» REQUIREMENT: Print every entry word for word, but omit the pictures.

Data tied to figure images

+ + +

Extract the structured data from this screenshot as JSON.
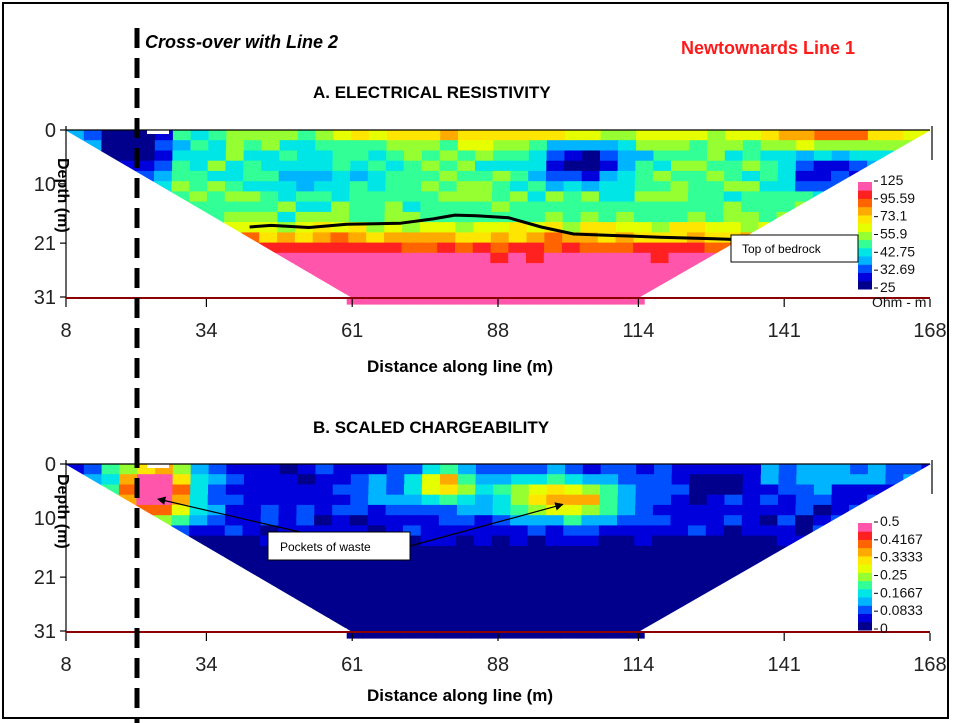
{
  "header": {
    "crossover_label": "Cross-over with Line 2",
    "line_title": "Newtownards  Line 1",
    "line_title_color": "#ff1a1a"
  },
  "colors": {
    "scale": [
      "#00008c",
      "#0000dc",
      "#0050ff",
      "#00b4ff",
      "#00e6e6",
      "#32ff96",
      "#96ff32",
      "#e6ff00",
      "#ffe600",
      "#ffaa00",
      "#ff6400",
      "#ff2020",
      "#ff55aa"
    ],
    "frame": "#000000"
  },
  "chart_data": [
    {
      "type": "heatmap",
      "title": "A.   ELECTRICAL RESISTIVITY",
      "xlabel": "Distance along line (m)",
      "ylabel": "Depth (m)",
      "x_ticks": [
        "8",
        "34",
        "61",
        "88",
        "114",
        "141",
        "168"
      ],
      "y_ticks": [
        "0",
        "10",
        "21",
        "31"
      ],
      "xlim": [
        8,
        168
      ],
      "ylim": [
        0,
        31
      ],
      "colorbar": {
        "labels": [
          "125",
          "95.59",
          "73.1",
          "55.9",
          "42.75",
          "32.69",
          "25"
        ],
        "unit": "Ohm - m",
        "min": 25,
        "max": 125
      },
      "annotations": [
        {
          "text": "Top of bedrock",
          "x": 139,
          "depth": 20.5
        }
      ],
      "bedrock_line": {
        "x": [
          42,
          46,
          53,
          60,
          70,
          76,
          80,
          84,
          90,
          96,
          102,
          110,
          118,
          128,
          134
        ],
        "depth": [
          18.0,
          17.7,
          18.1,
          17.5,
          17.3,
          16.5,
          15.8,
          15.9,
          16.3,
          18.0,
          19.3,
          19.6,
          19.9,
          20.2,
          20.4
        ]
      }
    },
    {
      "type": "heatmap",
      "title": "B.   SCALED CHARGEABILITY",
      "xlabel": "Distance along line (m)",
      "ylabel": "Depth (m)",
      "x_ticks": [
        "8",
        "34",
        "61",
        "88",
        "114",
        "141",
        "168"
      ],
      "y_ticks": [
        "0",
        "10",
        "21",
        "31"
      ],
      "xlim": [
        8,
        168
      ],
      "ylim": [
        0,
        31
      ],
      "colorbar": {
        "labels": [
          "0.5",
          "0.4167",
          "0.3333",
          "0.25",
          "0.1667",
          "0.0833",
          "0"
        ],
        "unit": "",
        "min": 0,
        "max": 0.5
      },
      "annotations": [
        {
          "text": "Pockets of waste",
          "x": 31,
          "depth": 15
        }
      ],
      "arrow_targets": [
        {
          "x": 25,
          "depth": 6.5
        },
        {
          "x": 100,
          "depth": 7.5
        }
      ]
    }
  ]
}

+ + +

» OUTPUT OF THE TASK:
Extract the structured data from this screenshot as JSON.
{
  "header": {
    "crossover_label": "Cross-over with Line 2",
    "line_title": "Newtownards  Line 1",
    "line_title_color": "#ff1a1a"
  },
  "colors": {
    "scale": [
      "#00008c",
      "#0000dc",
      "#0050ff",
      "#00b4ff",
      "#00e6e6",
      "#32ff96",
      "#96ff32",
      "#e6ff00",
      "#ffe600",
      "#ffaa00",
      "#ff6400",
      "#ff2020",
      "#ff55aa"
    ],
    "frame": "#000000"
  },
  "chart_data": [
    {
      "type": "heatmap",
      "title": "A.   ELECTRICAL RESISTIVITY",
      "xlabel": "Distance along line (m)",
      "ylabel": "Depth (m)",
      "x_ticks": [
        "8",
        "34",
        "61",
        "88",
        "114",
        "141",
        "168"
      ],
      "y_ticks": [
        "0",
        "10",
        "21",
        "31"
      ],
      "xlim": [
        8,
        168
      ],
      "ylim": [
        0,
        31
      ],
      "colorbar": {
        "labels": [
          "125",
          "95.59",
          "73.1",
          "55.9",
          "42.75",
          "32.69",
          "25"
        ],
        "unit": "Ohm - m",
        "min": 25,
        "max": 125
      },
      "annotations": [
        {
          "text": "Top of bedrock",
          "x": 139,
          "depth": 20.5
        }
      ],
      "bedrock_line": {
        "x": [
          42,
          46,
          53,
          60,
          70,
          76,
          80,
          84,
          90,
          96,
          102,
          110,
          118,
          128,
          134
        ],
        "depth": [
          18.0,
          17.7,
          18.1,
          17.5,
          17.3,
          16.5,
          15.8,
          15.9,
          16.3,
          18.0,
          19.3,
          19.6,
          19.9,
          20.2,
          20.4
        ]
      }
    },
    {
      "type": "heatmap",
      "title": "B.   SCALED CHARGEABILITY",
      "xlabel": "Distance along line (m)",
      "ylabel": "Depth (m)",
      "x_ticks": [
        "8",
        "34",
        "61",
        "88",
        "114",
        "141",
        "168"
      ],
      "y_ticks": [
        "0",
        "10",
        "21",
        "31"
      ],
      "xlim": [
        8,
        168
      ],
      "ylim": [
        0,
        31
      ],
      "colorbar": {
        "labels": [
          "0.5",
          "0.4167",
          "0.3333",
          "0.25",
          "0.1667",
          "0.0833",
          "0"
        ],
        "unit": "",
        "min": 0,
        "max": 0.5
      },
      "annotations": [
        {
          "text": "Pockets of waste",
          "x": 31,
          "depth": 15
        }
      ],
      "arrow_targets": [
        {
          "x": 25,
          "depth": 6.5
        },
        {
          "x": 100,
          "depth": 7.5
        }
      ]
    }
  ]
}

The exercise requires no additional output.